[Collected data entries]
^^^^

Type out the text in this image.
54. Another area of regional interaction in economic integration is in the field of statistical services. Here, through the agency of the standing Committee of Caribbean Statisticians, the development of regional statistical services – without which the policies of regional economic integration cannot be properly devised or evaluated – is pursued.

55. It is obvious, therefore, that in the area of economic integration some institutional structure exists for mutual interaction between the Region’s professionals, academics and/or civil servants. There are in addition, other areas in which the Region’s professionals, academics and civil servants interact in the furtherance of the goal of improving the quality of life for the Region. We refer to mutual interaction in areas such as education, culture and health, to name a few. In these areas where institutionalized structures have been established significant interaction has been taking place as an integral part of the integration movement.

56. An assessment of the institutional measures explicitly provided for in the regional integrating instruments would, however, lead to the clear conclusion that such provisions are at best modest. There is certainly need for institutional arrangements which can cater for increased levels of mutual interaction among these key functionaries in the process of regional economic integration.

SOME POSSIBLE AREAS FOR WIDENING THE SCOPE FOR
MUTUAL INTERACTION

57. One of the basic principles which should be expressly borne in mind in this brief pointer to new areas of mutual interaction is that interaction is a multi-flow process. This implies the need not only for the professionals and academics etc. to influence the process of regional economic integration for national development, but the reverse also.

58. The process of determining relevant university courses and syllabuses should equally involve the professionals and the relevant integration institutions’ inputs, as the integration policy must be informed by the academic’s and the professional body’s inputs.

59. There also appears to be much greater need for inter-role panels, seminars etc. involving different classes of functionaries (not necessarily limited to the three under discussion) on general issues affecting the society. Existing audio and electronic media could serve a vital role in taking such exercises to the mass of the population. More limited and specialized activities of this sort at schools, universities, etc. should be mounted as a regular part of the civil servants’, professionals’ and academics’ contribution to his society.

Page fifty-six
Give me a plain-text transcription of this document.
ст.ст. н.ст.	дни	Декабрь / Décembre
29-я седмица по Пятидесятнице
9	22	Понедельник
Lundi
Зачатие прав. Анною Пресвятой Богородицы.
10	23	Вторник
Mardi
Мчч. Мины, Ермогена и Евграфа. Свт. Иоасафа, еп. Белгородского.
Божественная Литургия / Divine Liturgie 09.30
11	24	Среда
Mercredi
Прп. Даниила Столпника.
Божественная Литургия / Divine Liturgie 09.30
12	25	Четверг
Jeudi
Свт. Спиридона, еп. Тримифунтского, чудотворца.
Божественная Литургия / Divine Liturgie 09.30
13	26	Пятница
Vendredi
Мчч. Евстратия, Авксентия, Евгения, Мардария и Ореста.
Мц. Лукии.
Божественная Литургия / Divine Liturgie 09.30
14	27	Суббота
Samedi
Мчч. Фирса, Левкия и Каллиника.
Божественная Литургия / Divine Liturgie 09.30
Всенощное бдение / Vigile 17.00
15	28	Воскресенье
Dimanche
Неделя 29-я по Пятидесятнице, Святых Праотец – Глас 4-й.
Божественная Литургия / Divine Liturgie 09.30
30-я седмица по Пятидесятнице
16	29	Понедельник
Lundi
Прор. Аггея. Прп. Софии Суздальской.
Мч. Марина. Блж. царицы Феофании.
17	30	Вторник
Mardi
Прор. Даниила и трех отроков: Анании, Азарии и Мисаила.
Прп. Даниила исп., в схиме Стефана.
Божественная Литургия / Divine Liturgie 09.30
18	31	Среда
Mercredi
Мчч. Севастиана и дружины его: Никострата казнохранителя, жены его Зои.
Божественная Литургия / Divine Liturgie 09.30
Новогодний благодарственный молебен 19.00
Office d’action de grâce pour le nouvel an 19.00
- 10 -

^^^^

▶ Exercise directions
Extract each entry in full and write it down exactly.

▶ Correct output
Type out the text in this image.
54. Another area of regional interaction in economic integration is in the field of statistical services. Here, through the agency of the standing Committee of Caribbean Statisticians, the development of regional statistical services – without which the policies of regional economic integration cannot be properly devised or evaluated – is pursued.

55. It is obvious, therefore, that in the area of economic integration some institutional structure exists for mutual interaction between the Region’s professionals, academics and/or civil servants. There are in addition, other areas in which the Region’s professionals, academics and civil servants interact in the furtherance of the goal of improving the quality of life for the Region. We refer to mutual interaction in areas such as education, culture and health, to name a few. In these areas where institutionalized structures have been established significant interaction has been taking place as an integral part of the integration movement.

56. An assessment of the institutional measures explicitly provided for in the regional integrating instruments would, however, lead to the clear conclusion that such provisions are at best modest. There is certainly need for institutional arrangements which can cater for increased levels of mutual interaction among these key functionaries in the process of regional economic integration.

SOME POSSIBLE AREAS FOR WIDENING THE SCOPE FOR
MUTUAL INTERACTION

57. One of the basic principles which should be expressly borne in mind in this brief pointer to new areas of mutual interaction is that interaction is a multi-flow process. This implies the need not only for the professionals and academics etc. to influence the process of regional economic integration for national development, but the reverse also.

58. The process of determining relevant university courses and syllabuses should equally involve the professionals and the relevant integration institutions’ inputs, as the integration policy must be informed by the academic’s and the professional body’s inputs.

59. There also appears to be much greater need for inter-role panels, seminars etc. involving different classes of functionaries (not necessarily limited to the three under discussion) on general issues affecting the society. Existing audio and electronic media could serve a vital role in taking such exercises to the mass of the population. More limited and specialized activities of this sort at schools, universities, etc. should be mounted as a regular part of the civil servants’, professionals’ and academics’ contribution to his society.

Page fifty-six
Give me a plain-text transcription of this document.
ст.ст. н.ст.	дни	Декабрь / Décembre
29-я седмица по Пятидесятнице
9	22	Понедельник
Lundi
Зачатие прав. Анною Пресвятой Богородицы.
10	23	Вторник
Mardi
Мчч. Мины, Ермогена и Евграфа. Свт. Иоасафа, еп. Белгородского.
Божественная Литургия / Divine Liturgie 09.30
11	24	Среда
Mercredi
Прп. Даниила Столпника.
Божественная Литургия / Divine Liturgie 09.30
12	25	Четверг
Jeudi
Свт. Спиридона, еп. Тримифунтского, чудотворца.
Божественная Литургия / Divine Liturgie 09.30
13	26	Пятница
Vendredi
Мчч. Евстратия, Авксентия, Евгения, Мардария и Ореста.
Мц. Лукии.
Божественная Литургия / Divine Liturgie 09.30
14	27	Суббота
Samedi
Мчч. Фирса, Левкия и Каллиника.
Божественная Литургия / Divine Liturgie 09.30
Всенощное бдение / Vigile 17.00
15	28	Воскресенье
Dimanche
Неделя 29-я по Пятидесятнице, Святых Праотец – Глас 4-й.
Божественная Литургия / Divine Liturgie 09.30
30-я седмица по Пятидесятнице
16	29	Понедельник
Lundi
Прор. Аггея. Прп. Софии Суздальской.
Мч. Марина. Блж. царицы Феофании.
17	30	Вторник
Mardi
Прор. Даниила и трех отроков: Анании, Азарии и Мисаила.
Прп. Даниила исп., в схиме Стефана.
Божественная Литургия / Divine Liturgie 09.30
18	31	Среда
Mercredi
Мчч. Севастиана и дружины его: Никострата казнохранителя, жены его Зои.
Божественная Литургия / Divine Liturgie 09.30
Новогодний благодарственный молебен 19.00
Office d’action de grâce pour le nouvel an 19.00
- 10 -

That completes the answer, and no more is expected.